== EXERCISE REQUIREMENTS ==
Where a line holds "Investments", copy it.

»»

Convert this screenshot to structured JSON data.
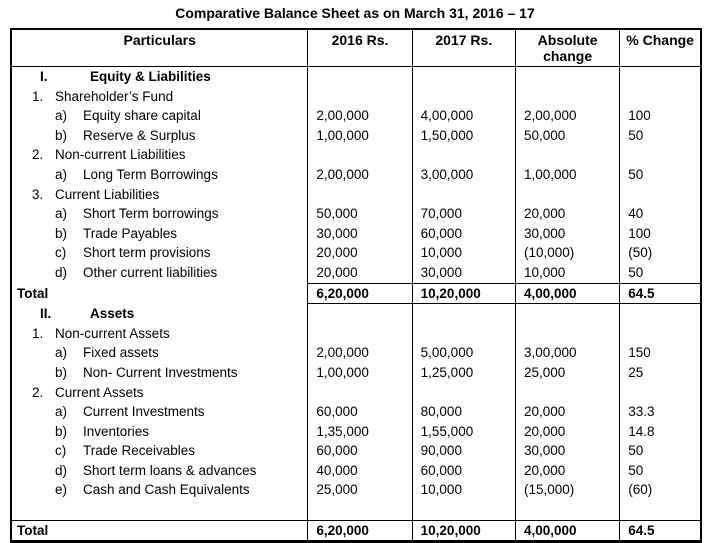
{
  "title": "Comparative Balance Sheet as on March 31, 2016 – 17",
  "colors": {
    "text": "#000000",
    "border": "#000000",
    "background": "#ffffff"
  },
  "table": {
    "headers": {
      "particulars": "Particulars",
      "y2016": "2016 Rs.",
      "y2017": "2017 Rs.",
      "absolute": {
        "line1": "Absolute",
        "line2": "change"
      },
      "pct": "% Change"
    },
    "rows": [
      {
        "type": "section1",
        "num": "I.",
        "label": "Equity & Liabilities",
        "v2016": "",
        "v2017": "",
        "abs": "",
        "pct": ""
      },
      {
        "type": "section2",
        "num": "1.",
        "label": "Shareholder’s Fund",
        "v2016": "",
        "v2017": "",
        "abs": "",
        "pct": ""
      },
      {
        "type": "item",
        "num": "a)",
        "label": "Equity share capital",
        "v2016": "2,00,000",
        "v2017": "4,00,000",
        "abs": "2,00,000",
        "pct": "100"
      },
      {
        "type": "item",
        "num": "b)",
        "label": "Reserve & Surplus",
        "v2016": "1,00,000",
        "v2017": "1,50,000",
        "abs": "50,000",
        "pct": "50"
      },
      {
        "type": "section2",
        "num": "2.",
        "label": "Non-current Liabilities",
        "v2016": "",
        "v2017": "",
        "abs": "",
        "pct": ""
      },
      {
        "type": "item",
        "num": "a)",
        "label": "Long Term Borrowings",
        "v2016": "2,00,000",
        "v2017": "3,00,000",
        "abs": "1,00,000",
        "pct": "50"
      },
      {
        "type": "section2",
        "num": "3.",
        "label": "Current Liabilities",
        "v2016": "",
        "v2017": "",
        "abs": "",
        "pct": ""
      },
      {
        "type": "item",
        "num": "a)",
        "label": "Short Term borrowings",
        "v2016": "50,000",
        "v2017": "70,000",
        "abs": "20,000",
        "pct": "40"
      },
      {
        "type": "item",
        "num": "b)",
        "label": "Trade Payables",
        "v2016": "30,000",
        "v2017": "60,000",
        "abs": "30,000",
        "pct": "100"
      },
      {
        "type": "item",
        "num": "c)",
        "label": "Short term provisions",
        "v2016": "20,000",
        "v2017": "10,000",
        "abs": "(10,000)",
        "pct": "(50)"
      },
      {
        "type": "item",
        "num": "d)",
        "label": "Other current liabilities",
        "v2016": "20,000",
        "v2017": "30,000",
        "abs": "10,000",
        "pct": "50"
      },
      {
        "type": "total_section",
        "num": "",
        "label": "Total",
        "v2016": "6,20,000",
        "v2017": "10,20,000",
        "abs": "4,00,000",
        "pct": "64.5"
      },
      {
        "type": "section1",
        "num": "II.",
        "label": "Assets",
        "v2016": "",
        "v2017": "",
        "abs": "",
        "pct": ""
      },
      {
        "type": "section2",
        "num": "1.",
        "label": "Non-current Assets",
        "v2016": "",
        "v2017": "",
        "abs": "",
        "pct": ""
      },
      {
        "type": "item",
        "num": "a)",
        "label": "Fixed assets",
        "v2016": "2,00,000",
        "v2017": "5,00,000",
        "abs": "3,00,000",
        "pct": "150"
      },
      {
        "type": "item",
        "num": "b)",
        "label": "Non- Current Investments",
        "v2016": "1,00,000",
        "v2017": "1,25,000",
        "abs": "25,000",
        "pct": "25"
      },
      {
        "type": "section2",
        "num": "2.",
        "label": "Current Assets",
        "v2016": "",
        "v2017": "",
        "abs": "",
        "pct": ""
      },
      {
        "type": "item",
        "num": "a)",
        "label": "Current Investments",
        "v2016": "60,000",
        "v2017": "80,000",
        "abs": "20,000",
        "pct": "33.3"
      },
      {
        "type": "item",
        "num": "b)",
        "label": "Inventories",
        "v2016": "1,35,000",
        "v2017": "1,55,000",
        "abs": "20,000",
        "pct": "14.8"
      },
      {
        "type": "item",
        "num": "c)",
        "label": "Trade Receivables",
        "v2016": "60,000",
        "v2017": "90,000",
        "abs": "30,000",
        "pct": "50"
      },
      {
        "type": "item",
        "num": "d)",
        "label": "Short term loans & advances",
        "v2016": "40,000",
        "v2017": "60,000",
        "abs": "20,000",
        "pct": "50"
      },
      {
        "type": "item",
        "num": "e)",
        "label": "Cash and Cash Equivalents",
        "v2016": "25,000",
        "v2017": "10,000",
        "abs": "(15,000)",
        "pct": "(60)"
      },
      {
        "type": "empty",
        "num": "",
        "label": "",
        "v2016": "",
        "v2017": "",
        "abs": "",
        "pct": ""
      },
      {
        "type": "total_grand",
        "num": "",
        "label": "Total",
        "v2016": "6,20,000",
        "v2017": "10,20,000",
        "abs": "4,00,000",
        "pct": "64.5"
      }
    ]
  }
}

««
»»

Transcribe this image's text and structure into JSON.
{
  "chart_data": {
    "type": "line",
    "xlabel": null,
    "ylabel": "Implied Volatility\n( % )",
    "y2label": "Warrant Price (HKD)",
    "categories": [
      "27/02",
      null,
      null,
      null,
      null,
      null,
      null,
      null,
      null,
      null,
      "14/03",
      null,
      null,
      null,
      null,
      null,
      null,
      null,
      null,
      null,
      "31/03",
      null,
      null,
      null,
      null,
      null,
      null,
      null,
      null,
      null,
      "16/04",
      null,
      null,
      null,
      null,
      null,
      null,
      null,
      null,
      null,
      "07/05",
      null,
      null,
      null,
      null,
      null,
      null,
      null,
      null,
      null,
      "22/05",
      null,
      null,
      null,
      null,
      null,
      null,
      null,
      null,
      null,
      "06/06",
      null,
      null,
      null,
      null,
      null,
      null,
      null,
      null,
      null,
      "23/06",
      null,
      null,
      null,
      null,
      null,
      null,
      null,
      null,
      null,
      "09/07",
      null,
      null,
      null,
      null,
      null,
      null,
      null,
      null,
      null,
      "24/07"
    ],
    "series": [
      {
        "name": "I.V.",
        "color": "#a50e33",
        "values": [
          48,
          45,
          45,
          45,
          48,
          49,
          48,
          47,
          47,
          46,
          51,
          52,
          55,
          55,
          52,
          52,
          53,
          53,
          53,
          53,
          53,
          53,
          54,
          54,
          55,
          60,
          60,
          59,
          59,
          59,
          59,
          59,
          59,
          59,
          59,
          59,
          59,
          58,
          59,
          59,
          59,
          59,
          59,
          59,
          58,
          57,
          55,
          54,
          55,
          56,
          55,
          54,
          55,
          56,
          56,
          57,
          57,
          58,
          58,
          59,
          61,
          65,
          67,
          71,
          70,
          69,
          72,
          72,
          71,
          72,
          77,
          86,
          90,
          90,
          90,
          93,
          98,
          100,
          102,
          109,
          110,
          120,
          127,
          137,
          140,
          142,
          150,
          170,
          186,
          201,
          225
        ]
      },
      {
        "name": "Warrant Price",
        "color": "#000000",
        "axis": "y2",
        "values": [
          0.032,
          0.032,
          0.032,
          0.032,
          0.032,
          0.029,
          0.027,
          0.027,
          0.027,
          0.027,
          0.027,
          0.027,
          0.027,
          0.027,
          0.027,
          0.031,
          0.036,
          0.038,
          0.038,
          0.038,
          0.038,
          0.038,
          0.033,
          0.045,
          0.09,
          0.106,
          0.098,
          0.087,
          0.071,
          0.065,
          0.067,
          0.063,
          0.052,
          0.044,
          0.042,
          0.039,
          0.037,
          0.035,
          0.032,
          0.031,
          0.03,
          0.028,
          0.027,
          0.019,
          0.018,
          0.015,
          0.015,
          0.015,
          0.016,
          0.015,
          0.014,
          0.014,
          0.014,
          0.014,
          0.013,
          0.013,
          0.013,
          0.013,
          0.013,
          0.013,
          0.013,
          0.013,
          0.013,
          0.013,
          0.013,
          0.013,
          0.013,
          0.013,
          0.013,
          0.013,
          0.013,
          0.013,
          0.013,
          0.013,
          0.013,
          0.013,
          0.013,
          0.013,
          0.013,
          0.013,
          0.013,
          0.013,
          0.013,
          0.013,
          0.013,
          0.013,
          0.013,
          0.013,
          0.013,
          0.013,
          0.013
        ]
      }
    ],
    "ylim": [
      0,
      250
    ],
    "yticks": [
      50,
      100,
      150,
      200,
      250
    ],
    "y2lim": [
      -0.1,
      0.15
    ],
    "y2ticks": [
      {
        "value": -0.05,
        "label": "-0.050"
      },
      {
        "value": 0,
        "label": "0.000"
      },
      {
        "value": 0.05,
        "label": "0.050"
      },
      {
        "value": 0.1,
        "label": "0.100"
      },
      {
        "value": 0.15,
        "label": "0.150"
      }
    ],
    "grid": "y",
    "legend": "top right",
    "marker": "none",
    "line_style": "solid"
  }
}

««

== SOLUTION BELOW ==
        "label": "Non- Current Investments",
        "label": "Current Investments",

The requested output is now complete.